Exercise:
Quote the entries word for word. Omit the pictures.

◇ ◇ ◇ ◇

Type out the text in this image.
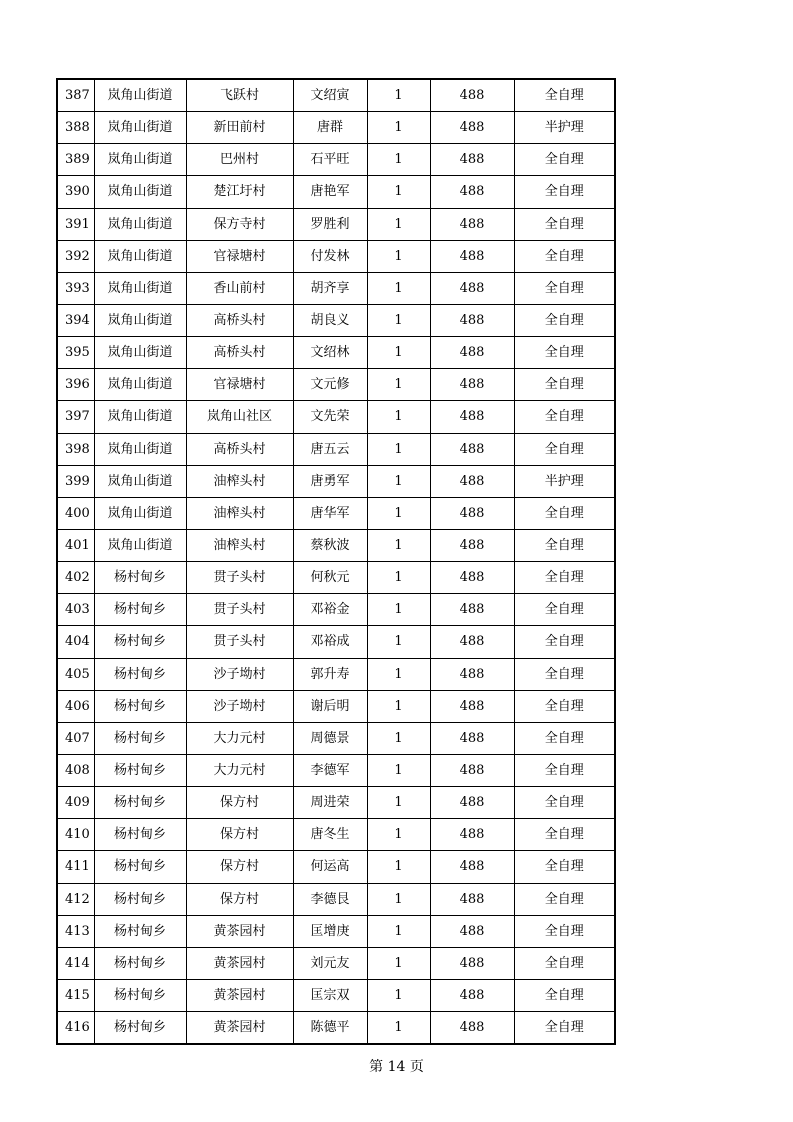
387	岚角山街道	飞跃村	文绍寅	1	488	全自理
388	岚角山街道	新田前村	唐群	1	488	半护理
389	岚角山街道	巴州村	石平旺	1	488	全自理
390	岚角山街道	楚江圩村	唐艳军	1	488	全自理
391	岚角山街道	保方寺村	罗胜利	1	488	全自理
392	岚角山街道	官禄塘村	付发林	1	488	全自理
393	岚角山街道	香山前村	胡齐享	1	488	全自理
394	岚角山街道	高桥头村	胡良义	1	488	全自理
395	岚角山街道	高桥头村	文绍林	1	488	全自理
396	岚角山街道	官禄塘村	文元修	1	488	全自理
397	岚角山街道	岚角山社区	文先荣	1	488	全自理
398	岚角山街道	高桥头村	唐五云	1	488	全自理
399	岚角山街道	油榨头村	唐勇军	1	488	半护理
400	岚角山街道	油榨头村	唐华军	1	488	全自理
401	岚角山街道	油榨头村	蔡秋波	1	488	全自理
402	杨村甸乡	贯子头村	何秋元	1	488	全自理
403	杨村甸乡	贯子头村	邓裕金	1	488	全自理
404	杨村甸乡	贯子头村	邓裕成	1	488	全自理
405	杨村甸乡	沙子坳村	郭升寿	1	488	全自理
406	杨村甸乡	沙子坳村	谢后明	1	488	全自理
407	杨村甸乡	大力元村	周德景	1	488	全自理
408	杨村甸乡	大力元村	李德军	1	488	全自理
409	杨村甸乡	保方村	周进荣	1	488	全自理
410	杨村甸乡	保方村	唐冬生	1	488	全自理
411	杨村甸乡	保方村	何运高	1	488	全自理
412	杨村甸乡	保方村	李德艮	1	488	全自理
413	杨村甸乡	黄茶园村	匡增庚	1	488	全自理
414	杨村甸乡	黄茶园村	刘元友	1	488	全自理
415	杨村甸乡	黄茶园村	匡宗双	1	488	全自理
416	杨村甸乡	黄茶园村	陈德平	1	488	全自理
第 14 页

◇ ◇ ◇ ◇

Task output:
Type out the text in this image.
387	岚角山街道	飞跃村	文绍寅	1	488	全自理
388	岚角山街道	新田前村	唐群	1	488	半护理
389	岚角山街道	巴州村	石平旺	1	488	全自理
390	岚角山街道	楚江圩村	唐艳军	1	488	全自理
391	岚角山街道	保方寺村	罗胜利	1	488	全自理
392	岚角山街道	官禄塘村	付发林	1	488	全自理
393	岚角山街道	香山前村	胡齐享	1	488	全自理
394	岚角山街道	高桥头村	胡良义	1	488	全自理
395	岚角山街道	高桥头村	文绍林	1	488	全自理
396	岚角山街道	官禄塘村	文元修	1	488	全自理
397	岚角山街道	岚角山社区	文先荣	1	488	全自理
398	岚角山街道	高桥头村	唐五云	1	488	全自理
399	岚角山街道	油榨头村	唐勇军	1	488	半护理
400	岚角山街道	油榨头村	唐华军	1	488	全自理
401	岚角山街道	油榨头村	蔡秋波	1	488	全自理
402	杨村甸乡	贯子头村	何秋元	1	488	全自理
403	杨村甸乡	贯子头村	邓裕金	1	488	全自理
404	杨村甸乡	贯子头村	邓裕成	1	488	全自理
405	杨村甸乡	沙子坳村	郭升寿	1	488	全自理
406	杨村甸乡	沙子坳村	谢后明	1	488	全自理
407	杨村甸乡	大力元村	周德景	1	488	全自理
408	杨村甸乡	大力元村	李德军	1	488	全自理
409	杨村甸乡	保方村	周进荣	1	488	全自理
410	杨村甸乡	保方村	唐冬生	1	488	全自理
411	杨村甸乡	保方村	何运高	1	488	全自理
412	杨村甸乡	保方村	李德艮	1	488	全自理
413	杨村甸乡	黄茶园村	匡增庚	1	488	全自理
414	杨村甸乡	黄茶园村	刘元友	1	488	全自理
415	杨村甸乡	黄茶园村	匡宗双	1	488	全自理
416	杨村甸乡	黄茶园村	陈德平	1	488	全自理
第 14 页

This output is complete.